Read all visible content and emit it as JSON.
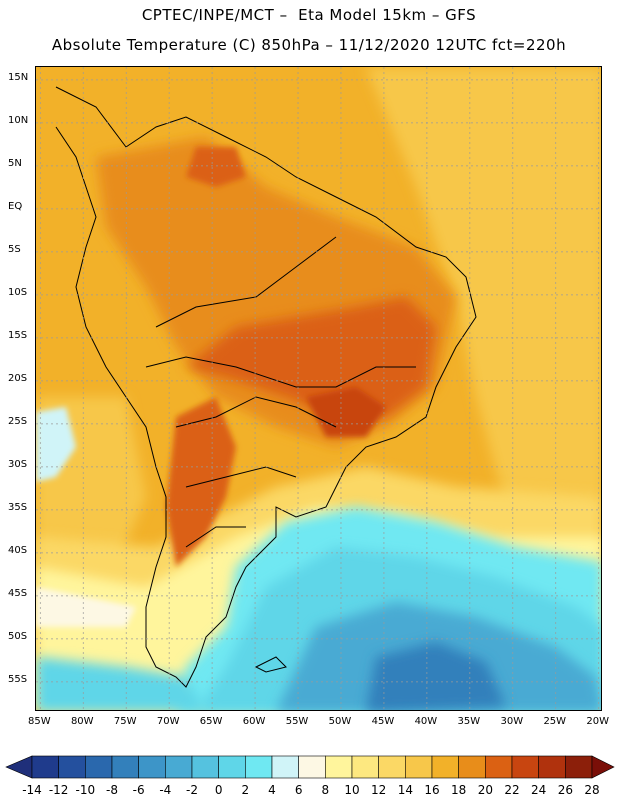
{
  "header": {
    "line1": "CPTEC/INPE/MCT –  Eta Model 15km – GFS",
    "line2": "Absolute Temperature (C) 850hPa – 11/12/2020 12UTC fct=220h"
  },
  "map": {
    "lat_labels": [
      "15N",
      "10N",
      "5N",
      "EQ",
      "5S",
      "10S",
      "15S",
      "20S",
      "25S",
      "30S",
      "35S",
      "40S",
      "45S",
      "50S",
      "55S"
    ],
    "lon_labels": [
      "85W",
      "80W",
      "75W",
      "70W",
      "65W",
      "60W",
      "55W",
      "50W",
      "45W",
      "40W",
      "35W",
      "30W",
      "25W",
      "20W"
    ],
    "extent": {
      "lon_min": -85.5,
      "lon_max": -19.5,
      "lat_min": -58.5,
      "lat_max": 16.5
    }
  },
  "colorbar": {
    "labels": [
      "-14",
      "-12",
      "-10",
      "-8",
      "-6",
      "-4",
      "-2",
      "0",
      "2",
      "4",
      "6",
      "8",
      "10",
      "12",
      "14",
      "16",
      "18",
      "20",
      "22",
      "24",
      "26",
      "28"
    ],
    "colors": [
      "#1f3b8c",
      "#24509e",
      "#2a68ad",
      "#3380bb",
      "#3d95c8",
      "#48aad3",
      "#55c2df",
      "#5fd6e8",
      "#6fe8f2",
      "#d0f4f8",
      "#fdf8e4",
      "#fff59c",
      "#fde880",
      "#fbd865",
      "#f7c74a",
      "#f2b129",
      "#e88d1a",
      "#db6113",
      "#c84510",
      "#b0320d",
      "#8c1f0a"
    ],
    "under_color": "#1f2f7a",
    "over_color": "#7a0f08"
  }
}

━━━━━━━━━━━━━━━━━━━━

(WHAT NEEDS TO BE DONE) Every entry above needs to be retyped exactly; drop the pictures.

(ANSWER TO THE EXERCISE)
Read all visible content and emit it as JSON.
{
  "header": {
    "line1": "CPTEC/INPE/MCT –  Eta Model 15km – GFS",
    "line2": "Absolute Temperature (C) 850hPa – 11/12/2020 12UTC fct=220h"
  },
  "map": {
    "lat_labels": [
      "15N",
      "10N",
      "5N",
      "EQ",
      "5S",
      "10S",
      "15S",
      "20S",
      "25S",
      "30S",
      "35S",
      "40S",
      "45S",
      "50S",
      "55S"
    ],
    "lon_labels": [
      "85W",
      "80W",
      "75W",
      "70W",
      "65W",
      "60W",
      "55W",
      "50W",
      "45W",
      "40W",
      "35W",
      "30W",
      "25W",
      "20W"
    ],
    "extent": {
      "lon_min": -85.5,
      "lon_max": -19.5,
      "lat_min": -58.5,
      "lat_max": 16.5
    }
  },
  "colorbar": {
    "labels": [
      "-14",
      "-12",
      "-10",
      "-8",
      "-6",
      "-4",
      "-2",
      "0",
      "2",
      "4",
      "6",
      "8",
      "10",
      "12",
      "14",
      "16",
      "18",
      "20",
      "22",
      "24",
      "26",
      "28"
    ],
    "colors": [
      "#1f3b8c",
      "#24509e",
      "#2a68ad",
      "#3380bb",
      "#3d95c8",
      "#48aad3",
      "#55c2df",
      "#5fd6e8",
      "#6fe8f2",
      "#d0f4f8",
      "#fdf8e4",
      "#fff59c",
      "#fde880",
      "#fbd865",
      "#f7c74a",
      "#f2b129",
      "#e88d1a",
      "#db6113",
      "#c84510",
      "#b0320d",
      "#8c1f0a"
    ],
    "under_color": "#1f2f7a",
    "over_color": "#7a0f08"
  }
}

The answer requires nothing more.